SUPPLIED PASSAGE:
────────

Join Patrick Royal for an in-depth discussion in this video What you need to know, part of Learning MATLAB.
Up and running with MATLAB is designed to be an introductory course and the MATLAB programming language itself is a high level program language. So you don't need decades of experience working with computer languages to understand the topics we'll cover here. What you should have, though, is a basic understanding of what computer programming is and the basic concepts upon which it is based. We will cover the following computational topics in this course. Variable assignment and manipulation. For and while loops. Conditional statements.
Pause, break, and other control flow commands. And, functions and arguments. If you need a refresher on any of these concepts, I recommend you check out the Foundations of Programming Fundamentals course on lynda.com. If you are comfortable with most or all of the concepts presented therein, then you should have no trouble following along with this course. The other prerequisites for this course, are not so much requirements for taking course as motivations. MATLAB is a technical language specifically built around matrix manipulation.

────────

LISTED RECORDS:
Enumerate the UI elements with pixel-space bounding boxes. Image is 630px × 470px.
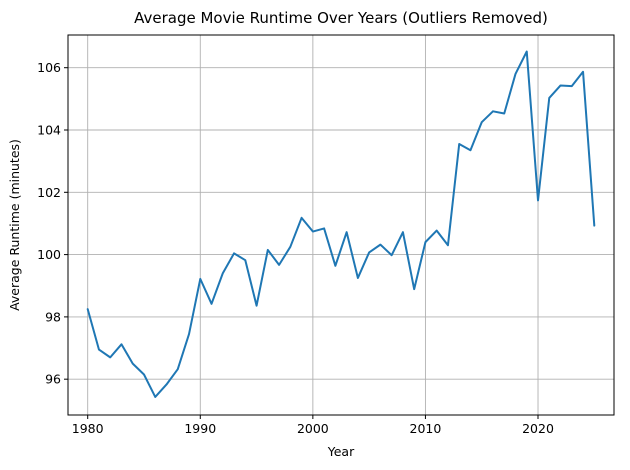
grid: [68, 35, 614, 415]
x-tick-label: 1990: [184, 421, 216, 436]
x-tick-label: 1980: [72, 421, 104, 436]
x-tick-label: 2000: [297, 421, 329, 436]
series-layer: [86, 50, 596, 398]
y-axis-ticks: 96 98 100 102 104 106: [37, 60, 68, 387]
y-tick-label: 102: [37, 185, 61, 200]
series-line: [86, 50, 596, 398]
chart-title: Average Movie Runtime Over Years (Outlie…: [134, 9, 548, 27]
x-axis-ticks: 1980 1990 2000 2010 2020: [72, 415, 554, 436]
y-tick-label: 98: [45, 309, 61, 324]
y-tick-label: 104: [37, 123, 61, 138]
plot-area-frame: [67, 34, 615, 416]
y-axis-label: Average Runtime (minutes): [7, 139, 22, 311]
x-tick-label: 2010: [410, 421, 442, 436]
y-tick-label: 106: [37, 60, 61, 75]
x-tick-label: 2020: [522, 421, 554, 436]
y-tick-label: 96: [45, 372, 61, 387]
y-tick-label: 100: [37, 247, 61, 262]
x-axis-label: Year: [327, 444, 355, 459]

────────

WRITTEN REQUEST A: From the MATLAB course introduction, quote everything from "Join Patrick Royal" down to "loops. Conditional statements.".
WRITTEN REQUEST B: Continue the MATLAB course introduction from its final sentence onward.

RESULT A:
Join Patrick Royal for an in-depth discussion in this video What you need to know, part of Learning MATLAB.
Up and running with MATLAB is designed to be an introductory course and the MATLAB programming language itself is a high level program language. So you don't need decades of experience working with computer languages to understand the topics we'll cover here. What you should have, though, is a basic understanding of what computer programming is and the basic concepts upon which it is based. We will cover the following computational topics in this course. Variable assignment and manipulation. For and while loops. Conditional statements.

RESULT B:
Indeed, the very name is short for matrix laboratory. The applications of this software are numerous and varied from analysis of financial data to image processing. For the purposes of this course, I'll avoid putting too much focus on the applications, but the examples will involve analyzing financial data for summary statistics, such as mean, median, and T-tests. If you're not quite sure what these terms mean, one of the best resources is actually MATLAB itself. Anytime I go over a command, you can get details on what the command is and why it's significant by typing Help, followed by the command name into the Command window.
Once you get familiar with it, MATLAB is an incredibly useful piece of statistical software. So let's jump right in and start coding.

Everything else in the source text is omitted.